Data supplied ::
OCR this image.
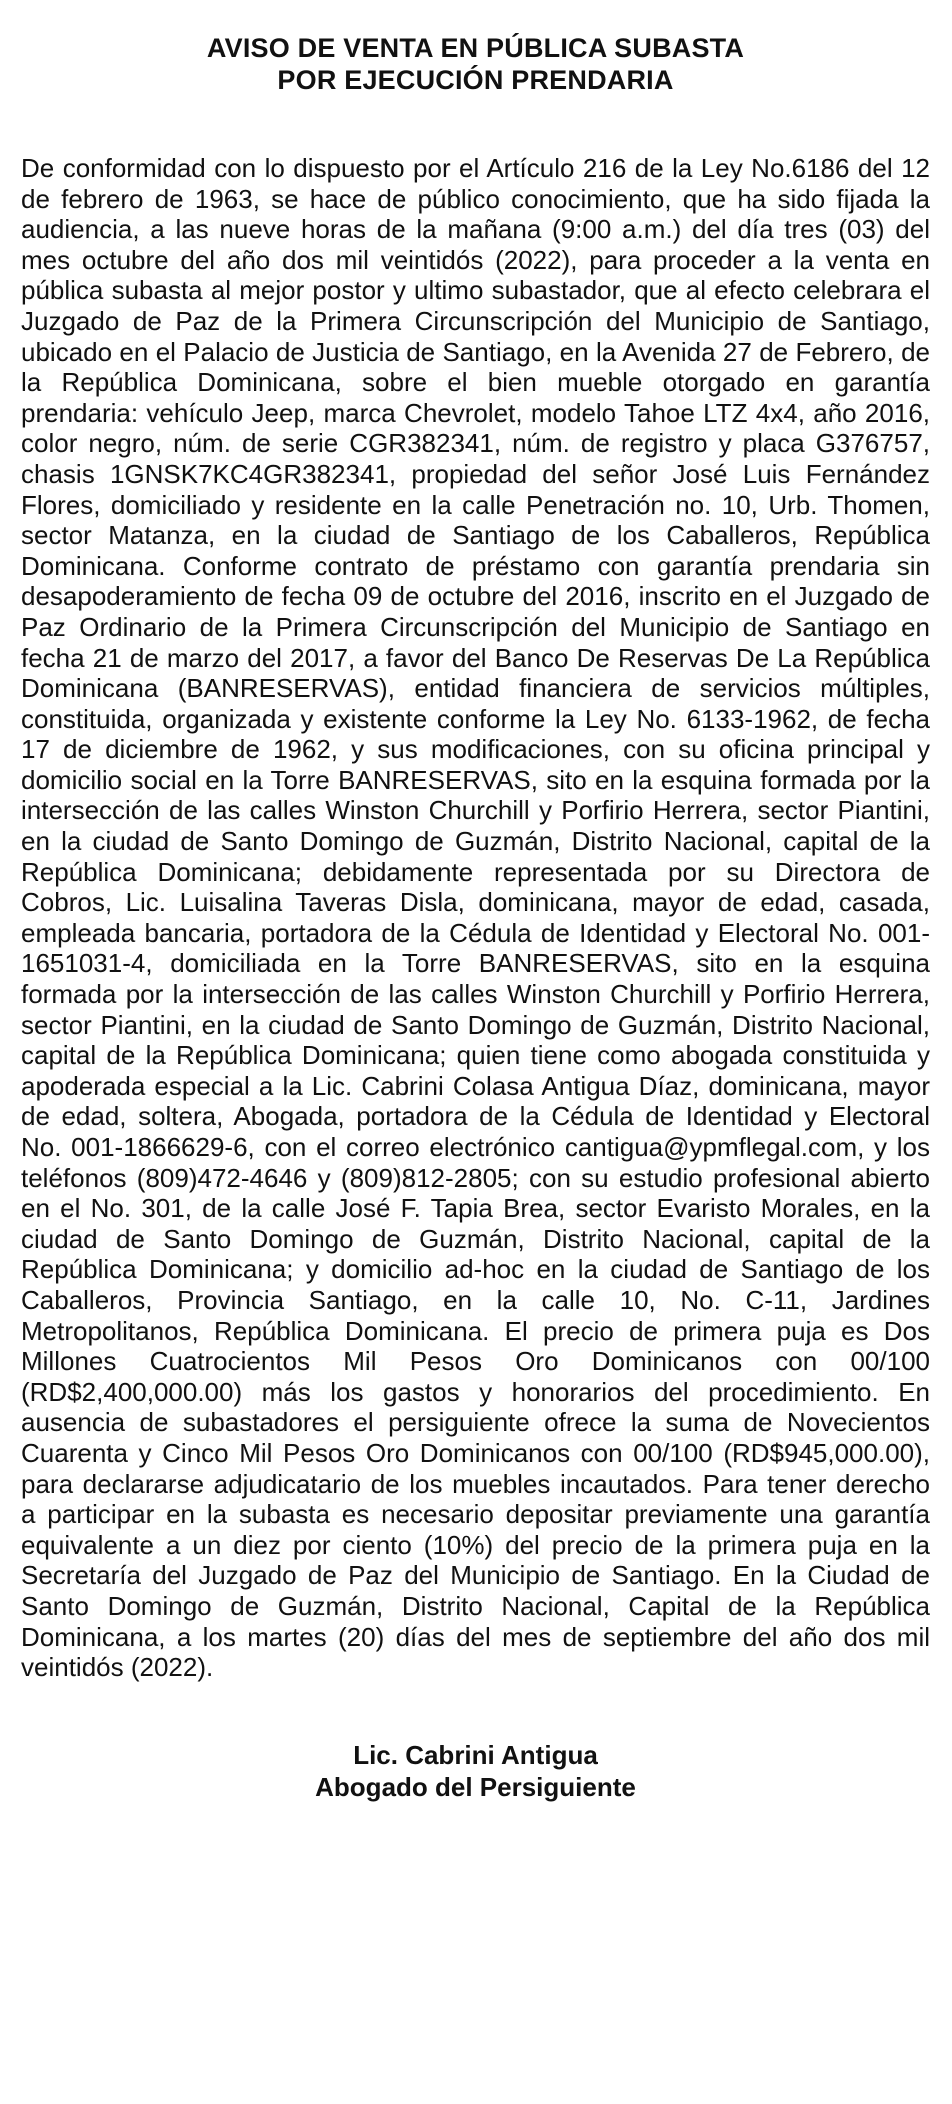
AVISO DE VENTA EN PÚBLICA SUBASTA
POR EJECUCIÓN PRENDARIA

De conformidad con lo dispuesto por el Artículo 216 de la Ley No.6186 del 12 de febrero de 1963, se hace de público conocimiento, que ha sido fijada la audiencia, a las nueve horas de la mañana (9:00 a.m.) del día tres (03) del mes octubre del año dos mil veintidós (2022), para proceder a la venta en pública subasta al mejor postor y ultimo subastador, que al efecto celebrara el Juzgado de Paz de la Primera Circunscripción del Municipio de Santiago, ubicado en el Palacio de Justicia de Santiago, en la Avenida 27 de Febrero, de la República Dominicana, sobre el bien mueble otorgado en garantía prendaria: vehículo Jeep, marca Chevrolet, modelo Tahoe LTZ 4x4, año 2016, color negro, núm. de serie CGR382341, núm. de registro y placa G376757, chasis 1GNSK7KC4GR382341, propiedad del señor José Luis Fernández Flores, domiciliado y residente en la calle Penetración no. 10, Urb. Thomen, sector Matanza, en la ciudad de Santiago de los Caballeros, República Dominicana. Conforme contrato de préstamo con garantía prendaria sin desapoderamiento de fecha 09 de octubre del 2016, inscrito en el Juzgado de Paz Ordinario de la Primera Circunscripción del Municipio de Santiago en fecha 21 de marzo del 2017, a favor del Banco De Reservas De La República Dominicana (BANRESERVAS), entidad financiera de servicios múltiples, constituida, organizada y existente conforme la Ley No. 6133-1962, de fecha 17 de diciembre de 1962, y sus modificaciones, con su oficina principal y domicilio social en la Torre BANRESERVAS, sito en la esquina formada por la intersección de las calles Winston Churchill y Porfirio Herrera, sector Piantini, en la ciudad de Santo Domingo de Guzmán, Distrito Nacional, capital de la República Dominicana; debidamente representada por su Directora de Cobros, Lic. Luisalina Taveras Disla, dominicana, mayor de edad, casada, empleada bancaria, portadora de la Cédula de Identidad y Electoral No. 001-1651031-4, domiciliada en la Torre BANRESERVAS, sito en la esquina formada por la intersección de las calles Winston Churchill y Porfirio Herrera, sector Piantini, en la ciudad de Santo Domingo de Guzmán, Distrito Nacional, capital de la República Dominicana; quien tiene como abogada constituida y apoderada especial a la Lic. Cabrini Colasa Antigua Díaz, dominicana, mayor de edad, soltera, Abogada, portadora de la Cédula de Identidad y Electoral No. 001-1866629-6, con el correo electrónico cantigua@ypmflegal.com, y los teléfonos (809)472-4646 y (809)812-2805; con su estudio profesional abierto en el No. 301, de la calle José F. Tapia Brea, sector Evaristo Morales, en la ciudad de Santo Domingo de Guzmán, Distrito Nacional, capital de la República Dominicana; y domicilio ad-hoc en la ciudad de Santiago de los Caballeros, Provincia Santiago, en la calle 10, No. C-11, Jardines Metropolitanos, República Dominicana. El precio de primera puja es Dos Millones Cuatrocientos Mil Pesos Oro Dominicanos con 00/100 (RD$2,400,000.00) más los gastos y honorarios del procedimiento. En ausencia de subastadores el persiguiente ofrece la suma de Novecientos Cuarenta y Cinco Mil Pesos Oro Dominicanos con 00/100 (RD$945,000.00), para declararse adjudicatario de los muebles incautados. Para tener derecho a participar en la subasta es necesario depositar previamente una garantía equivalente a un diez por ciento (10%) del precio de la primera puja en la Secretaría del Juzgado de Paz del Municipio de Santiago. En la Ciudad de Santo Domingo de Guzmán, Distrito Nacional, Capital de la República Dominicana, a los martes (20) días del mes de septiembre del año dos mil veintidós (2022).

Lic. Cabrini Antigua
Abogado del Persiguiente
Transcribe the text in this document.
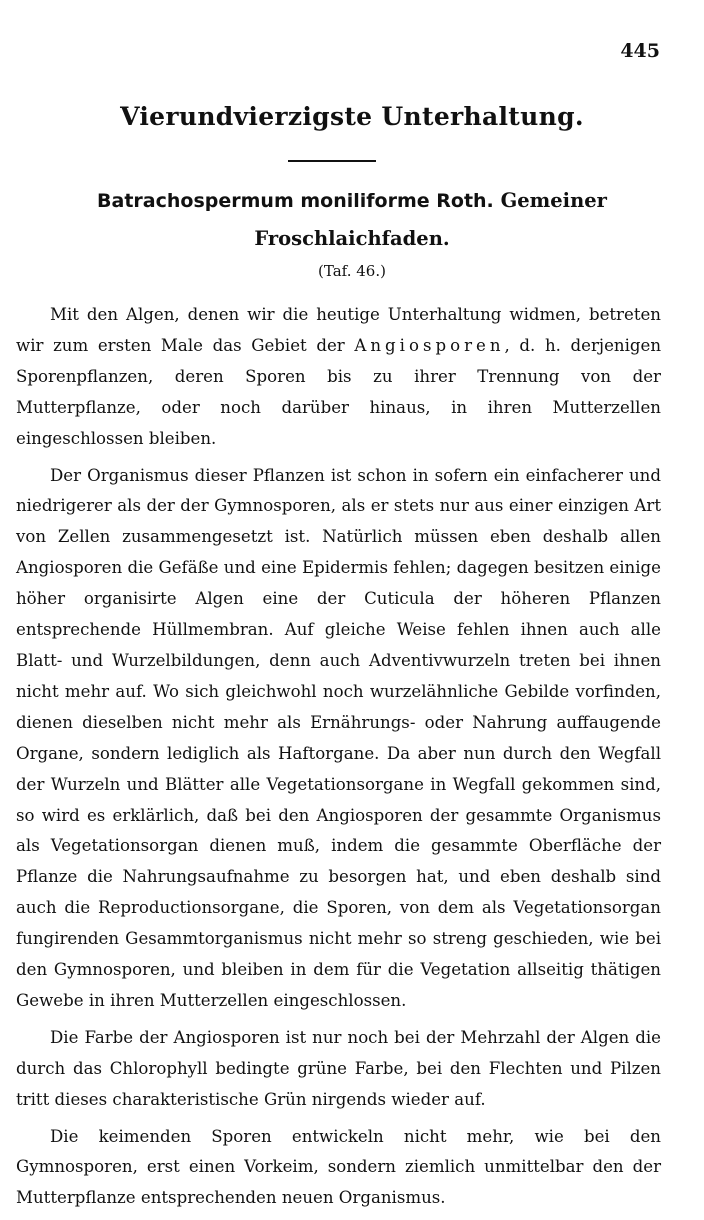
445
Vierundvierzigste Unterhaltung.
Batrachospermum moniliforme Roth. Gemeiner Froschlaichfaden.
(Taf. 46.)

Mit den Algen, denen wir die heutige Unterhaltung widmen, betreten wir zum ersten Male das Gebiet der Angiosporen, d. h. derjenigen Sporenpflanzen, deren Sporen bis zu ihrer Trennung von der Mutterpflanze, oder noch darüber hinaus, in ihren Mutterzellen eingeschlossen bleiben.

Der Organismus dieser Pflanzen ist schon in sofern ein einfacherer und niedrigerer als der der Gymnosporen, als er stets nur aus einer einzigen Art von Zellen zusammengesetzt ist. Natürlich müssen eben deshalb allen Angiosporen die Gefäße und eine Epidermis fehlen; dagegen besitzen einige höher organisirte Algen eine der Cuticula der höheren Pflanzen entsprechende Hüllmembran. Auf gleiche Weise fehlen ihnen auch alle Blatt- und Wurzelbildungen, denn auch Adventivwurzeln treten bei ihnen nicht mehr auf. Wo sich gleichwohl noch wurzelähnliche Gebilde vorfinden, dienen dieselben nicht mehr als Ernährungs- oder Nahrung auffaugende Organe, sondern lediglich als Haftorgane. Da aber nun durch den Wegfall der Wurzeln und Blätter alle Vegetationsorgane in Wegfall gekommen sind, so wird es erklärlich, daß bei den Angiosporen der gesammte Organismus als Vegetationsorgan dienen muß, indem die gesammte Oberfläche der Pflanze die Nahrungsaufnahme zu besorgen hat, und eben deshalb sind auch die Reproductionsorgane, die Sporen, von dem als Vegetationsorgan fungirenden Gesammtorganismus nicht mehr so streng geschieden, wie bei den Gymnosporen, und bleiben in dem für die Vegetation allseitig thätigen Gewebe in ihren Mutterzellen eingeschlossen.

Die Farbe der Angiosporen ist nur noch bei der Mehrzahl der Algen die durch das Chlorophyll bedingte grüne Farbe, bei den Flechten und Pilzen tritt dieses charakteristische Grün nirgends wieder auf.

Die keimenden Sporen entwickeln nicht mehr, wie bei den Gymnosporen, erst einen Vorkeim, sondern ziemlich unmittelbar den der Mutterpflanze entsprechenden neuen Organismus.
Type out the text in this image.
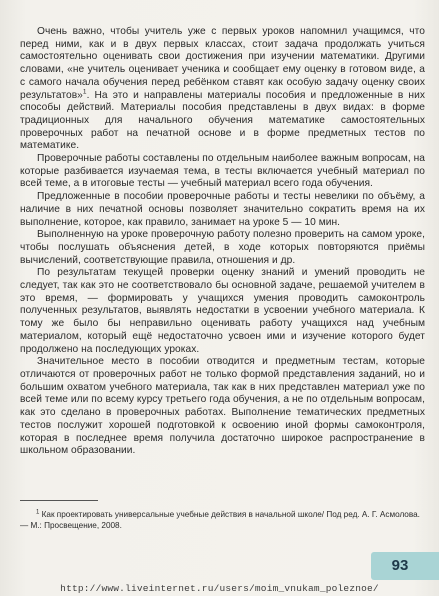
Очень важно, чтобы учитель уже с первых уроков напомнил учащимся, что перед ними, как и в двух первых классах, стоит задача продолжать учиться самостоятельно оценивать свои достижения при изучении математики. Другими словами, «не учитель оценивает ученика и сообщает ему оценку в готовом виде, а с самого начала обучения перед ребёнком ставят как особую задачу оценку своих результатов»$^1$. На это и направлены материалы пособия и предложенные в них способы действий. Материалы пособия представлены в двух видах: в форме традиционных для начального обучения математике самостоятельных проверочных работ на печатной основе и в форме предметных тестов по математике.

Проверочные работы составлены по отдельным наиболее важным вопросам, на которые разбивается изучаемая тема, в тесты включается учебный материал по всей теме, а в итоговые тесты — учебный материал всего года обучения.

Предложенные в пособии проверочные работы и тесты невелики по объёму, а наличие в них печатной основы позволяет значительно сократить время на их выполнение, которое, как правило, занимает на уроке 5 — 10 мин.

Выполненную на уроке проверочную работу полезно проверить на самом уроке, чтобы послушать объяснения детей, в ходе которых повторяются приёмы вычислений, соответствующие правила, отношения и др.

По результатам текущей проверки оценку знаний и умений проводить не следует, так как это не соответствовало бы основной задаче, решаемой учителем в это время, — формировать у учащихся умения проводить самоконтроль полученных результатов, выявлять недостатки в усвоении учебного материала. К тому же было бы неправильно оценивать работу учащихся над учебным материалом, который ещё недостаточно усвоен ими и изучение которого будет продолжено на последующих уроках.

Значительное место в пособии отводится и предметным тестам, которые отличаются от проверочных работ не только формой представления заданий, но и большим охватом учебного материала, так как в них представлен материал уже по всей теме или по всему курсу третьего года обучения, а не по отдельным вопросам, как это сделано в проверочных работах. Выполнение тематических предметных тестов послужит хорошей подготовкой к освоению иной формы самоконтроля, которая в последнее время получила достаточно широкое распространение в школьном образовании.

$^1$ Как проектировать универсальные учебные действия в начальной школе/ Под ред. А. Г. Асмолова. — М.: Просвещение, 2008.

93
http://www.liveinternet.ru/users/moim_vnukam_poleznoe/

Stated task :: Write out every line from the entries where "durch" appears.

Solution for this exercise ::
Der Organismus dieser Pflanzen ist schon in sofern ein einfacherer und niedrigerer als der der Gymnosporen, als er stets nur aus einer einzigen Art von Zellen zusammengesetzt ist. Natürlich müssen eben deshalb allen Angiosporen die Gefäße und eine Epidermis fehlen; dagegen besitzen einige höher organisirte Algen eine der Cuticula der höheren Pflanzen entsprechende Hüllmembran. Auf gleiche Weise fehlen ihnen auch alle Blatt- und Wurzelbildungen, denn auch Adventivwurzeln treten bei ihnen nicht mehr auf. Wo sich gleichwohl noch wurzelähnliche Gebilde vorfinden, dienen dieselben nicht mehr als Ernährungs- oder Nahrung auffaugende Organe, sondern lediglich als Haftorgane. Da aber nun durch den Wegfall der Wurzeln und Blätter alle Vegetationsorgane in Wegfall gekommen sind, so wird es erklärlich, daß bei den Angiosporen der gesammte Organismus als Vegetationsorgan dienen muß, indem die gesammte Oberfläche der Pflanze die Nahrungsaufnahme zu besorgen hat, und eben deshalb sind auch die Reproductionsorgane, die Sporen, von dem als Vegetationsorgan fungirenden Gesammtorganismus nicht mehr so streng geschieden, wie bei den Gymnosporen, und bleiben in dem für die Vegetation allseitig thätigen Gewebe in ihren Mutterzellen eingeschlossen.
Die Farbe der Angiosporen ist nur noch bei der Mehrzahl der Algen die durch das Chlorophyll bedingte grüne Farbe, bei den Flechten und Pilzen tritt dieses charakteristische Grün nirgends wieder auf.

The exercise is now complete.